── Records supplied ──
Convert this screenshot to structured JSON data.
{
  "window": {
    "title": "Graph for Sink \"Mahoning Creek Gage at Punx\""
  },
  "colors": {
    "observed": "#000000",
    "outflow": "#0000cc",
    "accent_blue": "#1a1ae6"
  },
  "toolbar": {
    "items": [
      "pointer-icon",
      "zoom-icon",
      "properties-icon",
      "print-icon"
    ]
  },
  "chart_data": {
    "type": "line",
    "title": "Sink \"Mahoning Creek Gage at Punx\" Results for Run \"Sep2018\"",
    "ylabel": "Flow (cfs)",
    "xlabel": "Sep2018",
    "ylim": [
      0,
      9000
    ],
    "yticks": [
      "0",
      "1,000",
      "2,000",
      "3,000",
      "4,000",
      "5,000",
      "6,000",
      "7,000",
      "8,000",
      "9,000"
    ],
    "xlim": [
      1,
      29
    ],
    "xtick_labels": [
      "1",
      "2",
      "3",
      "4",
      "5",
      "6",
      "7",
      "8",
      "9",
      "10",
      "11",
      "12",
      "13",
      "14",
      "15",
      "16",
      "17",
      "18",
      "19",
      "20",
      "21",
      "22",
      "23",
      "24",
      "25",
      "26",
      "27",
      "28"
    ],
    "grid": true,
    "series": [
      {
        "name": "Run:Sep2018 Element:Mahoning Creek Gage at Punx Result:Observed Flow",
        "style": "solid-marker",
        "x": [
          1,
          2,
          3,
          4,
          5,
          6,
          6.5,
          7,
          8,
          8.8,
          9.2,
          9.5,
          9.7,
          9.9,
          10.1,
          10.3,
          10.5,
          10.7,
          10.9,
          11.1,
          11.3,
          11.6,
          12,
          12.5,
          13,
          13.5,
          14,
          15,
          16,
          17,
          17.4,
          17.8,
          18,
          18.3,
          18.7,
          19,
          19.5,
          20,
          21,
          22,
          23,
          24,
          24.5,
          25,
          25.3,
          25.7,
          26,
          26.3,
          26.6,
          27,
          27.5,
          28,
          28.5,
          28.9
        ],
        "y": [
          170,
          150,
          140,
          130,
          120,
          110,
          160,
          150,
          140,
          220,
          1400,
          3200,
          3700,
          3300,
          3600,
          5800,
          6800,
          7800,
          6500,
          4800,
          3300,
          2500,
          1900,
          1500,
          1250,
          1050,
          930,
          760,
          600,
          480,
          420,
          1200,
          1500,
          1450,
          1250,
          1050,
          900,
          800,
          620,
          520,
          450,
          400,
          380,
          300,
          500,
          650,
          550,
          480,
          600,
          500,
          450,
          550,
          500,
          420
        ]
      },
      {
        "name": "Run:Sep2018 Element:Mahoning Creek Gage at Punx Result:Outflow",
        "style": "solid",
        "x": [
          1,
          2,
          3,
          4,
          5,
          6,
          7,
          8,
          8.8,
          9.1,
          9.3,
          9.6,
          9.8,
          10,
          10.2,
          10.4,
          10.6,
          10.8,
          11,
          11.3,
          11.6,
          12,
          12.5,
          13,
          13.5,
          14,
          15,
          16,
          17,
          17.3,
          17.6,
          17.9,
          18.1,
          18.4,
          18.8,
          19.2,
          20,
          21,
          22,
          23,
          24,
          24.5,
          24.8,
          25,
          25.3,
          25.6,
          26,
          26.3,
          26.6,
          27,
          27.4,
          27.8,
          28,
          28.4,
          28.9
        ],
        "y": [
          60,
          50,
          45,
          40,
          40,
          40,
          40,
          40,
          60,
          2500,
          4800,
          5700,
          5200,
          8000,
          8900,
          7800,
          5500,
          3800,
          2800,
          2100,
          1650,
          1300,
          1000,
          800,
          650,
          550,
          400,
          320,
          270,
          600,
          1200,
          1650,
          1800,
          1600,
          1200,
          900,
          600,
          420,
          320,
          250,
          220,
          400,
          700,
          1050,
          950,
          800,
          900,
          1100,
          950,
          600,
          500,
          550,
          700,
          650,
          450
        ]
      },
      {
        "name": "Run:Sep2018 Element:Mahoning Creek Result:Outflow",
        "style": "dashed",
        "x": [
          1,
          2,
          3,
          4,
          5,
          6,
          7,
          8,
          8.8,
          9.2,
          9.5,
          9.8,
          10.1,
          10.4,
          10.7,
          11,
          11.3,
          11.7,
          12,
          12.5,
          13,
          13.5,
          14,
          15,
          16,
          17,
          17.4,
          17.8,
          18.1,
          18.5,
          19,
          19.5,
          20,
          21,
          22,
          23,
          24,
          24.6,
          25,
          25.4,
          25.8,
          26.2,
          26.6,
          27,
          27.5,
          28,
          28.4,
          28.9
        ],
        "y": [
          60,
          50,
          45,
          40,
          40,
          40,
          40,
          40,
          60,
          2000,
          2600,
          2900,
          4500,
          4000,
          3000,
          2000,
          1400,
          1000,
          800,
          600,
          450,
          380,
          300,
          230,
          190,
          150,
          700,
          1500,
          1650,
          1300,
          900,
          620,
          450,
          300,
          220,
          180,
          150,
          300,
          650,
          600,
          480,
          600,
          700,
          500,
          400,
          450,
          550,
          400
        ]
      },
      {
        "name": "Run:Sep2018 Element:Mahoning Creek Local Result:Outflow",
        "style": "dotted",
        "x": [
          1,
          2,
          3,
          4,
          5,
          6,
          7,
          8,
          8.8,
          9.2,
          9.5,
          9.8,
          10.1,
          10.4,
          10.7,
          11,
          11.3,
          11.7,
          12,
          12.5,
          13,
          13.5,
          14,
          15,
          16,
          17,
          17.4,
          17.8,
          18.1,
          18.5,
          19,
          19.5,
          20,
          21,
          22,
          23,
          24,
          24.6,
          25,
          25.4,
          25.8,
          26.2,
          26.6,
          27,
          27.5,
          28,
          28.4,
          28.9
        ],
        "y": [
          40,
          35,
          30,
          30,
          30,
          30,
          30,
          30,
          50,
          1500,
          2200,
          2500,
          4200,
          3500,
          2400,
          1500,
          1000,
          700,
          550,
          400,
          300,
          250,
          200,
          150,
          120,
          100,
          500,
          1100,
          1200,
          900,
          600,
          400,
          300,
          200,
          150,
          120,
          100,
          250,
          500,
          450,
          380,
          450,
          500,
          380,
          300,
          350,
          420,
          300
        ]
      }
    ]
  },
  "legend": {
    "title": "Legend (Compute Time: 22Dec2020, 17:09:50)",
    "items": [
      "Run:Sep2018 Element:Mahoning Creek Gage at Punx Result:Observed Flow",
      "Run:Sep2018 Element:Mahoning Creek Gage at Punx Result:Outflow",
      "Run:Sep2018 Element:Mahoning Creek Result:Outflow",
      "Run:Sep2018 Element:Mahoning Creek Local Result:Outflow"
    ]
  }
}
───
Aim
All of the data needs to be printed once more, exactly.

Task solution
Convert this screenshot to structured JSON data.
{
  "window": {
    "title": "Graph for Sink \"Mahoning Creek Gage at Punx\""
  },
  "colors": {
    "observed": "#000000",
    "outflow": "#0000cc",
    "accent_blue": "#1a1ae6"
  },
  "toolbar": {
    "items": [
      "pointer-icon",
      "zoom-icon",
      "properties-icon",
      "print-icon"
    ]
  },
  "chart_data": {
    "type": "line",
    "title": "Sink \"Mahoning Creek Gage at Punx\" Results for Run \"Sep2018\"",
    "ylabel": "Flow (cfs)",
    "xlabel": "Sep2018",
    "ylim": [
      0,
      9000
    ],
    "yticks": [
      "0",
      "1,000",
      "2,000",
      "3,000",
      "4,000",
      "5,000",
      "6,000",
      "7,000",
      "8,000",
      "9,000"
    ],
    "xlim": [
      1,
      29
    ],
    "xtick_labels": [
      "1",
      "2",
      "3",
      "4",
      "5",
      "6",
      "7",
      "8",
      "9",
      "10",
      "11",
      "12",
      "13",
      "14",
      "15",
      "16",
      "17",
      "18",
      "19",
      "20",
      "21",
      "22",
      "23",
      "24",
      "25",
      "26",
      "27",
      "28"
    ],
    "grid": true,
    "series": [
      {
        "name": "Run:Sep2018 Element:Mahoning Creek Gage at Punx Result:Observed Flow",
        "style": "solid-marker",
        "x": [
          1,
          2,
          3,
          4,
          5,
          6,
          6.5,
          7,
          8,
          8.8,
          9.2,
          9.5,
          9.7,
          9.9,
          10.1,
          10.3,
          10.5,
          10.7,
          10.9,
          11.1,
          11.3,
          11.6,
          12,
          12.5,
          13,
          13.5,
          14,
          15,
          16,
          17,
          17.4,
          17.8,
          18,
          18.3,
          18.7,
          19,
          19.5,
          20,
          21,
          22,
          23,
          24,
          24.5,
          25,
          25.3,
          25.7,
          26,
          26.3,
          26.6,
          27,
          27.5,
          28,
          28.5,
          28.9
        ],
        "y": [
          170,
          150,
          140,
          130,
          120,
          110,
          160,
          150,
          140,
          220,
          1400,
          3200,
          3700,
          3300,
          3600,
          5800,
          6800,
          7800,
          6500,
          4800,
          3300,
          2500,
          1900,
          1500,
          1250,
          1050,
          930,
          760,
          600,
          480,
          420,
          1200,
          1500,
          1450,
          1250,
          1050,
          900,
          800,
          620,
          520,
          450,
          400,
          380,
          300,
          500,
          650,
          550,
          480,
          600,
          500,
          450,
          550,
          500,
          420
        ]
      },
      {
        "name": "Run:Sep2018 Element:Mahoning Creek Gage at Punx Result:Outflow",
        "style": "solid",
        "x": [
          1,
          2,
          3,
          4,
          5,
          6,
          7,
          8,
          8.8,
          9.1,
          9.3,
          9.6,
          9.8,
          10,
          10.2,
          10.4,
          10.6,
          10.8,
          11,
          11.3,
          11.6,
          12,
          12.5,
          13,
          13.5,
          14,
          15,
          16,
          17,
          17.3,
          17.6,
          17.9,
          18.1,
          18.4,
          18.8,
          19.2,
          20,
          21,
          22,
          23,
          24,
          24.5,
          24.8,
          25,
          25.3,
          25.6,
          26,
          26.3,
          26.6,
          27,
          27.4,
          27.8,
          28,
          28.4,
          28.9
        ],
        "y": [
          60,
          50,
          45,
          40,
          40,
          40,
          40,
          40,
          60,
          2500,
          4800,
          5700,
          5200,
          8000,
          8900,
          7800,
          5500,
          3800,
          2800,
          2100,
          1650,
          1300,
          1000,
          800,
          650,
          550,
          400,
          320,
          270,
          600,
          1200,
          1650,
          1800,
          1600,
          1200,
          900,
          600,
          420,
          320,
          250,
          220,
          400,
          700,
          1050,
          950,
          800,
          900,
          1100,
          950,
          600,
          500,
          550,
          700,
          650,
          450
        ]
      },
      {
        "name": "Run:Sep2018 Element:Mahoning Creek Result:Outflow",
        "style": "dashed",
        "x": [
          1,
          2,
          3,
          4,
          5,
          6,
          7,
          8,
          8.8,
          9.2,
          9.5,
          9.8,
          10.1,
          10.4,
          10.7,
          11,
          11.3,
          11.7,
          12,
          12.5,
          13,
          13.5,
          14,
          15,
          16,
          17,
          17.4,
          17.8,
          18.1,
          18.5,
          19,
          19.5,
          20,
          21,
          22,
          23,
          24,
          24.6,
          25,
          25.4,
          25.8,
          26.2,
          26.6,
          27,
          27.5,
          28,
          28.4,
          28.9
        ],
        "y": [
          60,
          50,
          45,
          40,
          40,
          40,
          40,
          40,
          60,
          2000,
          2600,
          2900,
          4500,
          4000,
          3000,
          2000,
          1400,
          1000,
          800,
          600,
          450,
          380,
          300,
          230,
          190,
          150,
          700,
          1500,
          1650,
          1300,
          900,
          620,
          450,
          300,
          220,
          180,
          150,
          300,
          650,
          600,
          480,
          600,
          700,
          500,
          400,
          450,
          550,
          400
        ]
      },
      {
        "name": "Run:Sep2018 Element:Mahoning Creek Local Result:Outflow",
        "style": "dotted",
        "x": [
          1,
          2,
          3,
          4,
          5,
          6,
          7,
          8,
          8.8,
          9.2,
          9.5,
          9.8,
          10.1,
          10.4,
          10.7,
          11,
          11.3,
          11.7,
          12,
          12.5,
          13,
          13.5,
          14,
          15,
          16,
          17,
          17.4,
          17.8,
          18.1,
          18.5,
          19,
          19.5,
          20,
          21,
          22,
          23,
          24,
          24.6,
          25,
          25.4,
          25.8,
          26.2,
          26.6,
          27,
          27.5,
          28,
          28.4,
          28.9
        ],
        "y": [
          40,
          35,
          30,
          30,
          30,
          30,
          30,
          30,
          50,
          1500,
          2200,
          2500,
          4200,
          3500,
          2400,
          1500,
          1000,
          700,
          550,
          400,
          300,
          250,
          200,
          150,
          120,
          100,
          500,
          1100,
          1200,
          900,
          600,
          400,
          300,
          200,
          150,
          120,
          100,
          250,
          500,
          450,
          380,
          450,
          500,
          380,
          300,
          350,
          420,
          300
        ]
      }
    ]
  },
  "legend": {
    "title": "Legend (Compute Time: 22Dec2020, 17:09:50)",
    "items": [
      "Run:Sep2018 Element:Mahoning Creek Gage at Punx Result:Observed Flow",
      "Run:Sep2018 Element:Mahoning Creek Gage at Punx Result:Outflow",
      "Run:Sep2018 Element:Mahoning Creek Result:Outflow",
      "Run:Sep2018 Element:Mahoning Creek Local Result:Outflow"
    ]
  }
}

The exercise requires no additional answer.